- DATA PROVIDED
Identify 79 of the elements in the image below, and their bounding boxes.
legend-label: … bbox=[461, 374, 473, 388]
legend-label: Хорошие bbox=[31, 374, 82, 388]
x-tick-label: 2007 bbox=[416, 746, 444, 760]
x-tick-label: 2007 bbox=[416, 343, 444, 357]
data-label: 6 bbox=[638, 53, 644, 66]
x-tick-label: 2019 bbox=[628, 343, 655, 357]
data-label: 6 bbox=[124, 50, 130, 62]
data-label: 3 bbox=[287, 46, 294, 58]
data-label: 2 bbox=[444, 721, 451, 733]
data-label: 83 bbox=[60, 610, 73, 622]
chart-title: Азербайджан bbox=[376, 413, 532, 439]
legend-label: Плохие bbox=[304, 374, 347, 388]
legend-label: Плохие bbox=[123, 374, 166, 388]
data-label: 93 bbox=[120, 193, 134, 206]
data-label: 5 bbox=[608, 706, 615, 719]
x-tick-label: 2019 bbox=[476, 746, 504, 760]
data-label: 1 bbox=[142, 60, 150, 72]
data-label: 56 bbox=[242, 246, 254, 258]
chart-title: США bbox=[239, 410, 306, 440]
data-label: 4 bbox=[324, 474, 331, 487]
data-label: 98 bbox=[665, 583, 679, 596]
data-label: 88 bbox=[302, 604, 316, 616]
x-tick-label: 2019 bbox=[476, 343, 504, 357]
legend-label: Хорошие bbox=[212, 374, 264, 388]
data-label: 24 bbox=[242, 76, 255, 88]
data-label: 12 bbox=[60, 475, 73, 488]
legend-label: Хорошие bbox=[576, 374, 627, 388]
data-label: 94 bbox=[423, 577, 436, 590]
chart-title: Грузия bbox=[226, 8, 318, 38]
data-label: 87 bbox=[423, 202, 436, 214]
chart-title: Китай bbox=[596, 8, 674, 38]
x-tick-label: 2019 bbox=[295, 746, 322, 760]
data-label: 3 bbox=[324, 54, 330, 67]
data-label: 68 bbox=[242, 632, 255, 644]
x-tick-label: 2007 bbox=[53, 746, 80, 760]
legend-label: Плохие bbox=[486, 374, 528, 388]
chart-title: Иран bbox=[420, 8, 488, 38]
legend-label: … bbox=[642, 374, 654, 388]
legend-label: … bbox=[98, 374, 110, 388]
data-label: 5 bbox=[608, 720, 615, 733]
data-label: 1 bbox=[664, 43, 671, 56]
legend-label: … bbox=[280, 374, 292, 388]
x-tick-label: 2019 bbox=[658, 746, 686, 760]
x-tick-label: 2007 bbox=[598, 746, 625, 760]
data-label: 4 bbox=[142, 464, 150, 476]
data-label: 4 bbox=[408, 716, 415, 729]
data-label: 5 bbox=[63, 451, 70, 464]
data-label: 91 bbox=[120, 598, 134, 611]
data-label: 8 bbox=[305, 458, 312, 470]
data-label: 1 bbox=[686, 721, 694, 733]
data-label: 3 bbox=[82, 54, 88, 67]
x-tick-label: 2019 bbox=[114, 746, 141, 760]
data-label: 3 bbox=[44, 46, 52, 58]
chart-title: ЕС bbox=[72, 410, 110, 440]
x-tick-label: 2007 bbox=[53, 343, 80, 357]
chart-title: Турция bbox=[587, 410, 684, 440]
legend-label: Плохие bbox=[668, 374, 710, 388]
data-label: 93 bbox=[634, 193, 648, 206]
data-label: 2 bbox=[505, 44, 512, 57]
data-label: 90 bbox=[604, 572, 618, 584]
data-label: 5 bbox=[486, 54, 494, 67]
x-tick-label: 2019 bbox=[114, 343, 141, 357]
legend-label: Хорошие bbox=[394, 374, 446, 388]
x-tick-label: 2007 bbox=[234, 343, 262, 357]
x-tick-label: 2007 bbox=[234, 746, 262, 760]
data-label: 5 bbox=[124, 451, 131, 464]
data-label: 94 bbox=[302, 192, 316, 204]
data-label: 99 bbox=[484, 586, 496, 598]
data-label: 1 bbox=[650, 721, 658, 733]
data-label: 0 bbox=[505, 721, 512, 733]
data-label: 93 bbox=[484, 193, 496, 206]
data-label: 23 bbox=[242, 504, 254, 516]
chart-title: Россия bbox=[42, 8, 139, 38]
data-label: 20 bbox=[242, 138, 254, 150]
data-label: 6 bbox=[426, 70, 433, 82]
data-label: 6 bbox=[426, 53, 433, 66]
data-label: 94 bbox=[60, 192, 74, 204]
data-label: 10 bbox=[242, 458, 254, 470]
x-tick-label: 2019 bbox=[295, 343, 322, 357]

- REQUIRED WORK
Can you copy out every one of the records above, line for line, without changing a single character?

- SOLUTION FOR THIS PROBLEM
Identify 79 of the elements in the image below, and their bounding boxes.
legend-label: … bbox=[461, 374, 473, 388]
legend-label: Хорошие bbox=[31, 374, 82, 388]
x-tick-label: 2007 bbox=[416, 746, 444, 760]
x-tick-label: 2007 bbox=[416, 343, 444, 357]
data-label: 6 bbox=[638, 53, 644, 66]
x-tick-label: 2019 bbox=[628, 343, 655, 357]
data-label: 6 bbox=[124, 50, 130, 62]
data-label: 3 bbox=[287, 46, 294, 58]
data-label: 2 bbox=[444, 721, 451, 733]
data-label: 83 bbox=[60, 610, 73, 622]
chart-title: Азербайджан bbox=[376, 413, 532, 439]
legend-label: Плохие bbox=[304, 374, 347, 388]
legend-label: Плохие bbox=[123, 374, 166, 388]
data-label: 93 bbox=[120, 193, 134, 206]
data-label: 5 bbox=[608, 706, 615, 719]
x-tick-label: 2019 bbox=[476, 746, 504, 760]
data-label: 1 bbox=[142, 60, 150, 72]
data-label: 56 bbox=[242, 246, 254, 258]
chart-title: США bbox=[239, 410, 306, 440]
data-label: 4 bbox=[324, 474, 331, 487]
data-label: 98 bbox=[665, 583, 679, 596]
data-label: 88 bbox=[302, 604, 316, 616]
x-tick-label: 2019 bbox=[476, 343, 504, 357]
legend-label: Хорошие bbox=[212, 374, 264, 388]
data-label: 24 bbox=[242, 76, 255, 88]
data-label: 12 bbox=[60, 475, 73, 488]
legend-label: Хорошие bbox=[576, 374, 627, 388]
data-label: 94 bbox=[423, 577, 436, 590]
chart-title: Грузия bbox=[226, 8, 318, 38]
data-label: 87 bbox=[423, 202, 436, 214]
chart-title: Китай bbox=[596, 8, 674, 38]
x-tick-label: 2019 bbox=[295, 746, 322, 760]
data-label: 3 bbox=[324, 54, 330, 67]
data-label: 68 bbox=[242, 632, 255, 644]
x-tick-label: 2007 bbox=[53, 746, 80, 760]
legend-label: Плохие bbox=[486, 374, 528, 388]
chart-title: Иран bbox=[420, 8, 488, 38]
legend-label: … bbox=[642, 374, 654, 388]
legend-label: … bbox=[98, 374, 110, 388]
data-label: 5 bbox=[608, 720, 615, 733]
data-label: 1 bbox=[664, 43, 671, 56]
legend-label: … bbox=[280, 374, 292, 388]
x-tick-label: 2019 bbox=[658, 746, 686, 760]
x-tick-label: 2007 bbox=[598, 746, 625, 760]
data-label: 4 bbox=[142, 464, 150, 476]
data-label: 4 bbox=[408, 716, 415, 729]
data-label: 5 bbox=[63, 451, 70, 464]
data-label: 91 bbox=[120, 598, 134, 611]
data-label: 8 bbox=[305, 458, 312, 470]
data-label: 1 bbox=[686, 721, 694, 733]
data-label: 3 bbox=[82, 54, 88, 67]
x-tick-label: 2019 bbox=[114, 746, 141, 760]
data-label: 3 bbox=[44, 46, 52, 58]
chart-title: ЕС bbox=[72, 410, 110, 440]
x-tick-label: 2007 bbox=[53, 343, 80, 357]
chart-title: Турция bbox=[587, 410, 684, 440]
legend-label: Плохие bbox=[668, 374, 710, 388]
data-label: 93 bbox=[634, 193, 648, 206]
data-label: 2 bbox=[505, 44, 512, 57]
data-label: 90 bbox=[604, 572, 618, 584]
data-label: 5 bbox=[486, 54, 494, 67]
x-tick-label: 2019 bbox=[114, 343, 141, 357]
legend-label: Хорошие bbox=[394, 374, 446, 388]
x-tick-label: 2007 bbox=[234, 343, 262, 357]
x-tick-label: 2007 bbox=[234, 746, 262, 760]
data-label: 5 bbox=[124, 451, 131, 464]
data-label: 94 bbox=[302, 192, 316, 204]
data-label: 99 bbox=[484, 586, 496, 598]
data-label: 1 bbox=[650, 721, 658, 733]
data-label: 0 bbox=[505, 721, 512, 733]
data-label: 93 bbox=[484, 193, 496, 206]
data-label: 23 bbox=[242, 504, 254, 516]
chart-title: Россия bbox=[42, 8, 139, 38]
data-label: 20 bbox=[242, 138, 254, 150]
data-label: 6 bbox=[426, 70, 433, 82]
data-label: 6 bbox=[426, 53, 433, 66]
data-label: 94 bbox=[60, 192, 74, 204]
data-label: 10 bbox=[242, 458, 254, 470]
x-tick-label: 2019 bbox=[295, 343, 322, 357]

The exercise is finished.